* SHORT TASK
Print the entries that appear below, exactly as written and without their pictures.

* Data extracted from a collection
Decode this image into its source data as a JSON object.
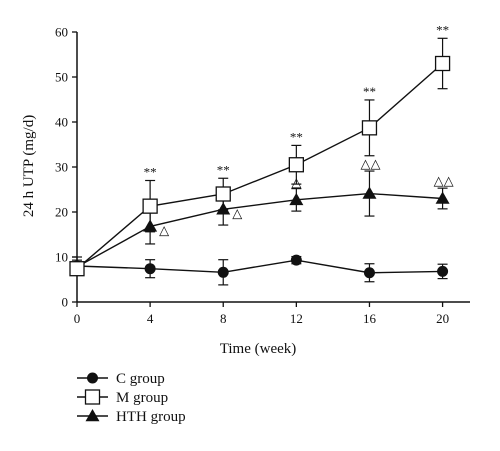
{
  "chart_data": {
    "type": "line",
    "title": "",
    "xlabel": "Time (week)",
    "ylabel": "24 h UTP (mg/d)",
    "x": [
      0,
      4,
      8,
      12,
      16,
      20
    ],
    "xlim": [
      0,
      21.5
    ],
    "ylim": [
      0,
      60
    ],
    "x_ticks": [
      "0",
      "4",
      "8",
      "12",
      "16",
      "20"
    ],
    "y_ticks": [
      "0",
      "10",
      "20",
      "30",
      "40",
      "50",
      "60"
    ],
    "grid": false,
    "legend_position": "bottom-left",
    "series": [
      {
        "name": "C group",
        "marker": "filled-circle",
        "values": [
          8.0,
          7.4,
          6.6,
          9.3,
          6.5,
          6.8
        ],
        "error": [
          2.0,
          2.0,
          2.8,
          0.8,
          2.0,
          1.6
        ]
      },
      {
        "name": "M group",
        "marker": "open-square",
        "values": [
          7.4,
          21.3,
          24.0,
          30.5,
          38.7,
          53.0
        ],
        "error": [
          1.3,
          5.7,
          3.5,
          4.3,
          6.2,
          5.6
        ]
      },
      {
        "name": "HTH group",
        "marker": "filled-triangle",
        "values": [
          7.8,
          16.8,
          20.6,
          22.7,
          24.1,
          23.0
        ],
        "error": [
          1.5,
          3.9,
          3.5,
          2.5,
          5.0,
          2.3
        ]
      }
    ],
    "annotations": {
      "star_text": "**",
      "triangle_symbol": "△",
      "stars_at_x": [
        4,
        8,
        12,
        16,
        20
      ],
      "triangles": [
        {
          "x": 4,
          "count": 1
        },
        {
          "x": 8,
          "count": 1
        },
        {
          "x": 12,
          "count": 1
        },
        {
          "x": 16,
          "count": 2
        },
        {
          "x": 20,
          "count": 2
        }
      ]
    }
  }
}
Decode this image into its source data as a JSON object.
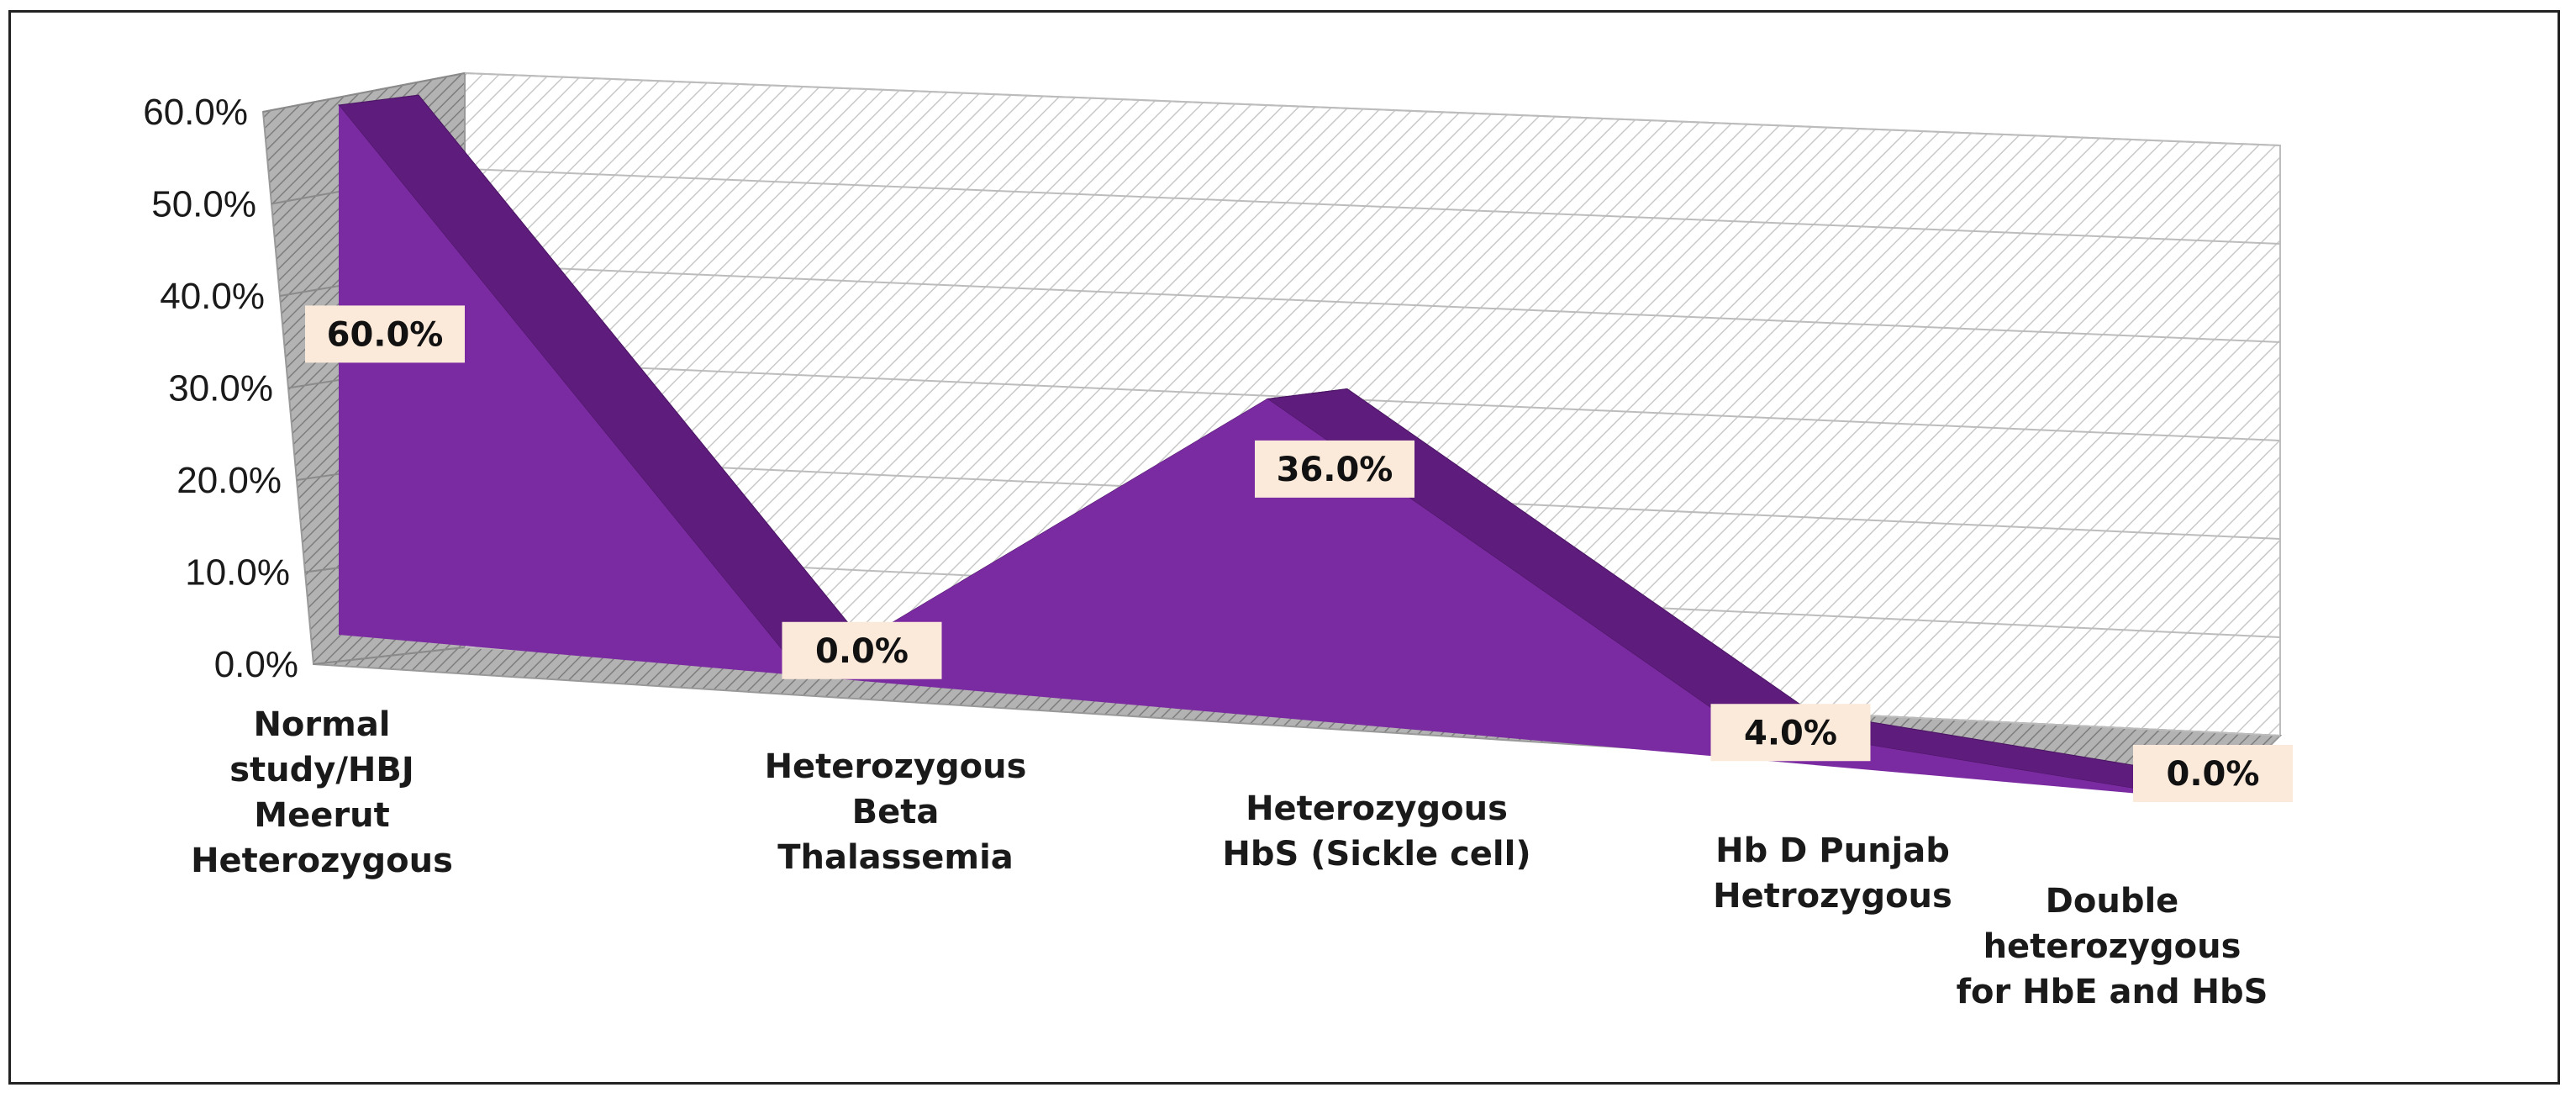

* ANSWER FOR THIS EXERCISE
Decode this image into its source data as a JSON object.
{
  "chart_data": {
    "type": "line",
    "title": "",
    "xlabel": "Time (week)",
    "ylabel": "24 h UTP (mg/d)",
    "x": [
      0,
      4,
      8,
      12,
      16,
      20
    ],
    "xlim": [
      0,
      21.5
    ],
    "ylim": [
      0,
      60
    ],
    "x_ticks": [
      "0",
      "4",
      "8",
      "12",
      "16",
      "20"
    ],
    "y_ticks": [
      "0",
      "10",
      "20",
      "30",
      "40",
      "50",
      "60"
    ],
    "grid": false,
    "legend_position": "bottom-left",
    "series": [
      {
        "name": "C group",
        "marker": "filled-circle",
        "values": [
          8.0,
          7.4,
          6.6,
          9.3,
          6.5,
          6.8
        ],
        "error": [
          2.0,
          2.0,
          2.8,
          0.8,
          2.0,
          1.6
        ]
      },
      {
        "name": "M group",
        "marker": "open-square",
        "values": [
          7.4,
          21.3,
          24.0,
          30.5,
          38.7,
          53.0
        ],
        "error": [
          1.3,
          5.7,
          3.5,
          4.3,
          6.2,
          5.6
        ]
      },
      {
        "name": "HTH group",
        "marker": "filled-triangle",
        "values": [
          7.8,
          16.8,
          20.6,
          22.7,
          24.1,
          23.0
        ],
        "error": [
          1.5,
          3.9,
          3.5,
          2.5,
          5.0,
          2.3
        ]
      }
    ],
    "annotations": {
      "star_text": "**",
      "triangle_symbol": "△",
      "stars_at_x": [
        4,
        8,
        12,
        16,
        20
      ],
      "triangles": [
        {
          "x": 4,
          "count": 1
        },
        {
          "x": 8,
          "count": 1
        },
        {
          "x": 12,
          "count": 1
        },
        {
          "x": 16,
          "count": 2
        },
        {
          "x": 20,
          "count": 2
        }
      ]
    }
  }
}
Decode this image into its source data as a JSON object.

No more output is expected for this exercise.